*What this task involves*. Look through the material below for "Checking". Copy every line that contains it.

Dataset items
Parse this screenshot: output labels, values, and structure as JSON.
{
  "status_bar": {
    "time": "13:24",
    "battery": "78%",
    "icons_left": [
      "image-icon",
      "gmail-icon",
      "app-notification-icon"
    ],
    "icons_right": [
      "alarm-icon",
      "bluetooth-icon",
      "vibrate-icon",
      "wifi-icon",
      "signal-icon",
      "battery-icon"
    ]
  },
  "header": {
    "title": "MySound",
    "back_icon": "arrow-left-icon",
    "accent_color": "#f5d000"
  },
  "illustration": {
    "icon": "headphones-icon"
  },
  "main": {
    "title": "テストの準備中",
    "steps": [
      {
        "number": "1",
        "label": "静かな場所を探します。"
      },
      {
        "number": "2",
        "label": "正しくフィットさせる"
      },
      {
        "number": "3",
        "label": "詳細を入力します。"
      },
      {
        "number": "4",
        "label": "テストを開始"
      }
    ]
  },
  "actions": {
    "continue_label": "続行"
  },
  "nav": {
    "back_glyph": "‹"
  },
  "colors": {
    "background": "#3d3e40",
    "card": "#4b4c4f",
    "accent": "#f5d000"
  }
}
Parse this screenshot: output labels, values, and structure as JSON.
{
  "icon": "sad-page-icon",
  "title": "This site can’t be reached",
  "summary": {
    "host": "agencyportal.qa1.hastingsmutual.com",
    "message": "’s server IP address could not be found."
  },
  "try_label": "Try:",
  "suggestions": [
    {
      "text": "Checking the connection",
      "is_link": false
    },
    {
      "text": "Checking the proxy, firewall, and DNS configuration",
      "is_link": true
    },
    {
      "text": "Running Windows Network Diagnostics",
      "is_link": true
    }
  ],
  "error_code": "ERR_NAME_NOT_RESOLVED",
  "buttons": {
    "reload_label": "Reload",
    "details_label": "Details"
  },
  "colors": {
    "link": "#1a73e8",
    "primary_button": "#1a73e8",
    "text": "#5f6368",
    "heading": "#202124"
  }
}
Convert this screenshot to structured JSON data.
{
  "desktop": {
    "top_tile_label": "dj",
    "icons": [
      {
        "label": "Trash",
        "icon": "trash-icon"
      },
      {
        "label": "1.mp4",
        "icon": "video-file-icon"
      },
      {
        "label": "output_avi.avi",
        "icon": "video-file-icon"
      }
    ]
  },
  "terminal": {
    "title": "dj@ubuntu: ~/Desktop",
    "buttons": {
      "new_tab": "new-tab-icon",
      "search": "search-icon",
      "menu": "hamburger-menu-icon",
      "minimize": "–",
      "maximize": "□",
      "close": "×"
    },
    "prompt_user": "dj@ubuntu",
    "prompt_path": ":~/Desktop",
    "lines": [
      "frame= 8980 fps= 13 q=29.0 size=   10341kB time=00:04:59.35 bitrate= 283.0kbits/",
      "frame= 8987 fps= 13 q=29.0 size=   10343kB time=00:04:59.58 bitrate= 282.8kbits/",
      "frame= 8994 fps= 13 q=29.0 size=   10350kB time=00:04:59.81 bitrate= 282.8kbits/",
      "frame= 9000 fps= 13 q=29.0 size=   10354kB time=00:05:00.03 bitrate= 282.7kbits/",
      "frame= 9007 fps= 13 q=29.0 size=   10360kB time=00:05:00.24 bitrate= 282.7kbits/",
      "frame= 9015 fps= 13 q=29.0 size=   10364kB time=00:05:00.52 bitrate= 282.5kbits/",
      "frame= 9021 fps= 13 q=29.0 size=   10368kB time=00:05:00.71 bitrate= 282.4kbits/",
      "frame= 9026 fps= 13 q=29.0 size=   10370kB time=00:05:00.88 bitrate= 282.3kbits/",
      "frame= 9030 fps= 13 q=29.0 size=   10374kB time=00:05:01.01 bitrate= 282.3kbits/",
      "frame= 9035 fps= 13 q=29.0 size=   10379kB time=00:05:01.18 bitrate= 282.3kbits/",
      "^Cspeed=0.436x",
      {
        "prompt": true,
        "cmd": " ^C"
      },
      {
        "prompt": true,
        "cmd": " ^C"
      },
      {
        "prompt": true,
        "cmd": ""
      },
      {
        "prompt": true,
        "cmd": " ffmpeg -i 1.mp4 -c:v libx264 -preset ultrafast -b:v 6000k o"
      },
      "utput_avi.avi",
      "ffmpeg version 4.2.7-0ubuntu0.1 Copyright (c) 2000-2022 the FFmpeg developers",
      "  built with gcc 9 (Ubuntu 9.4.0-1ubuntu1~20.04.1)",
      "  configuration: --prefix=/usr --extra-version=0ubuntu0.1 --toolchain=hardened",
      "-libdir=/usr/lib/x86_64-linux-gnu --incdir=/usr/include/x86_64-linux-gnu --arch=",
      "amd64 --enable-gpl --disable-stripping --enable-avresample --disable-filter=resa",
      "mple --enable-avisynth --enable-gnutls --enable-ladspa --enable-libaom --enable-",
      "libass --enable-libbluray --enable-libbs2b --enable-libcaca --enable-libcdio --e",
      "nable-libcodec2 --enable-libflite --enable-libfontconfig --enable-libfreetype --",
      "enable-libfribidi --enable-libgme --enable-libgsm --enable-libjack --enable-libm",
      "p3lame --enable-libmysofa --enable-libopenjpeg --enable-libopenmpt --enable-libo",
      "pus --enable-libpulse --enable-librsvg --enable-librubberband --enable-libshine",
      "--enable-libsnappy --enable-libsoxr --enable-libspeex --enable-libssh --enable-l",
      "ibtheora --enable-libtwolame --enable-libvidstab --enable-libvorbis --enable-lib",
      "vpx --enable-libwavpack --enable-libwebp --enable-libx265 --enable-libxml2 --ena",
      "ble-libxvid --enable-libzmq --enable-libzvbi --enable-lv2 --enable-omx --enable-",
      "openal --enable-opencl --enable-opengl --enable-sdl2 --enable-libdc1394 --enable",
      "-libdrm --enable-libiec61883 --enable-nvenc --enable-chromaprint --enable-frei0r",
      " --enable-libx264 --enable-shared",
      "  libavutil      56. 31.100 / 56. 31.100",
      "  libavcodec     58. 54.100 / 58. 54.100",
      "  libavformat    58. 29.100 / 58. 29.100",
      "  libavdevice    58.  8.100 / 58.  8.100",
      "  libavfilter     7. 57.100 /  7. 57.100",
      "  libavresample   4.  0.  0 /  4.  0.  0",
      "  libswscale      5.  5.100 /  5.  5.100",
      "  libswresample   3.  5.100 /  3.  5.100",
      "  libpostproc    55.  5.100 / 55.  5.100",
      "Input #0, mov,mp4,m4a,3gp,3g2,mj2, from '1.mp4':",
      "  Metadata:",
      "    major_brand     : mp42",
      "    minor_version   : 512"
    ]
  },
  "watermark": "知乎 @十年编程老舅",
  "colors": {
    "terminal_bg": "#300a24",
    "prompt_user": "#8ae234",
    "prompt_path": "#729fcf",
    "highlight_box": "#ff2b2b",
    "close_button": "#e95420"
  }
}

*Exercise result*.
      "text": "Checking the connection",
      "text": "Checking the proxy, firewall, and DNS configuration",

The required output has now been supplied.